Return the records, each one exactly as written.

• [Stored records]
┄┄┄┄┄┄┄┄┄┄┄┄┄┄┄┄┄┄┄┄

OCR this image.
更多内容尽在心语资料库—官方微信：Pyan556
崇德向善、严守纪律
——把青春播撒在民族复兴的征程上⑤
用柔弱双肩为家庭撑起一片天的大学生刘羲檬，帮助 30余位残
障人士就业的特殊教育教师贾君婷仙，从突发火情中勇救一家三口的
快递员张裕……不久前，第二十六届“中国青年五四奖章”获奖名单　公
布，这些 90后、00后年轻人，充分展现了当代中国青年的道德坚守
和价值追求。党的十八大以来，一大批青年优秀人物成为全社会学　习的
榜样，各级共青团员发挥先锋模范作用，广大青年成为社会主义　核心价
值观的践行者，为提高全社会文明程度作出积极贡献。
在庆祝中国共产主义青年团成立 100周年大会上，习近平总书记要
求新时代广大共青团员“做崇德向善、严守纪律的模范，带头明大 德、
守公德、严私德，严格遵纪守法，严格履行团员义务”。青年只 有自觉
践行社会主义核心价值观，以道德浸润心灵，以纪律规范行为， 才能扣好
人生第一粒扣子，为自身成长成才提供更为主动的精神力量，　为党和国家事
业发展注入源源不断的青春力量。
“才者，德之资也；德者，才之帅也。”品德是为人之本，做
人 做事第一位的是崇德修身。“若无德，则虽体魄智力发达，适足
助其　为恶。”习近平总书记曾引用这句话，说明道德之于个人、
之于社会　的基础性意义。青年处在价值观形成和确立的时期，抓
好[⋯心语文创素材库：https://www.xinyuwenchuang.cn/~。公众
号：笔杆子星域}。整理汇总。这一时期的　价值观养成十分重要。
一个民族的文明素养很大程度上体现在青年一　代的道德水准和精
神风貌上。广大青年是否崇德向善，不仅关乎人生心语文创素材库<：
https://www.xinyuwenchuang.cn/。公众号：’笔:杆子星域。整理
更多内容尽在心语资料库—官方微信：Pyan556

┄┄┄┄┄┄┄┄┄┄┄┄┄┄┄┄┄┄┄┄

• [EXPECTED ANSWER]
OCR this image.
更多内容尽在心语资料库—官方微信：Pyan556
崇德向善、严守纪律
——把青春播撒在民族复兴的征程上⑤
用柔弱双肩为家庭撑起一片天的大学生刘羲檬，帮助 30余位残
障人士就业的特殊教育教师贾君婷仙，从突发火情中勇救一家三口的
快递员张裕……不久前，第二十六届“中国青年五四奖章”获奖名单　公
布，这些 90后、00后年轻人，充分展现了当代中国青年的道德坚守
和价值追求。党的十八大以来，一大批青年优秀人物成为全社会学　习的
榜样，各级共青团员发挥先锋模范作用，广大青年成为社会主义　核心价
值观的践行者，为提高全社会文明程度作出积极贡献。
在庆祝中国共产主义青年团成立 100周年大会上，习近平总书记要
求新时代广大共青团员“做崇德向善、严守纪律的模范，带头明大 德、
守公德、严私德，严格遵纪守法，严格履行团员义务”。青年只 有自觉
践行社会主义核心价值观，以道德浸润心灵，以纪律规范行为， 才能扣好
人生第一粒扣子，为自身成长成才提供更为主动的精神力量，　为党和国家事
业发展注入源源不断的青春力量。
“才者，德之资也；德者，才之帅也。”品德是为人之本，做
人 做事第一位的是崇德修身。“若无德，则虽体魄智力发达，适足
助其　为恶。”习近平总书记曾引用这句话，说明道德之于个人、
之于社会　的基础性意义。青年处在价值观形成和确立的时期，抓
好[⋯心语文创素材库：https://www.xinyuwenchuang.cn/~。公众
号：笔杆子星域}。整理汇总。这一时期的　价值观养成十分重要。
一个民族的文明素养很大程度上体现在青年一　代的道德水准和精
神风貌上。广大青年是否崇德向善，不仅关乎人生心语文创素材库<：
https://www.xinyuwenchuang.cn/。公众号：’笔:杆子星域。整理
更多内容尽在心语资料库—官方微信：Pyan556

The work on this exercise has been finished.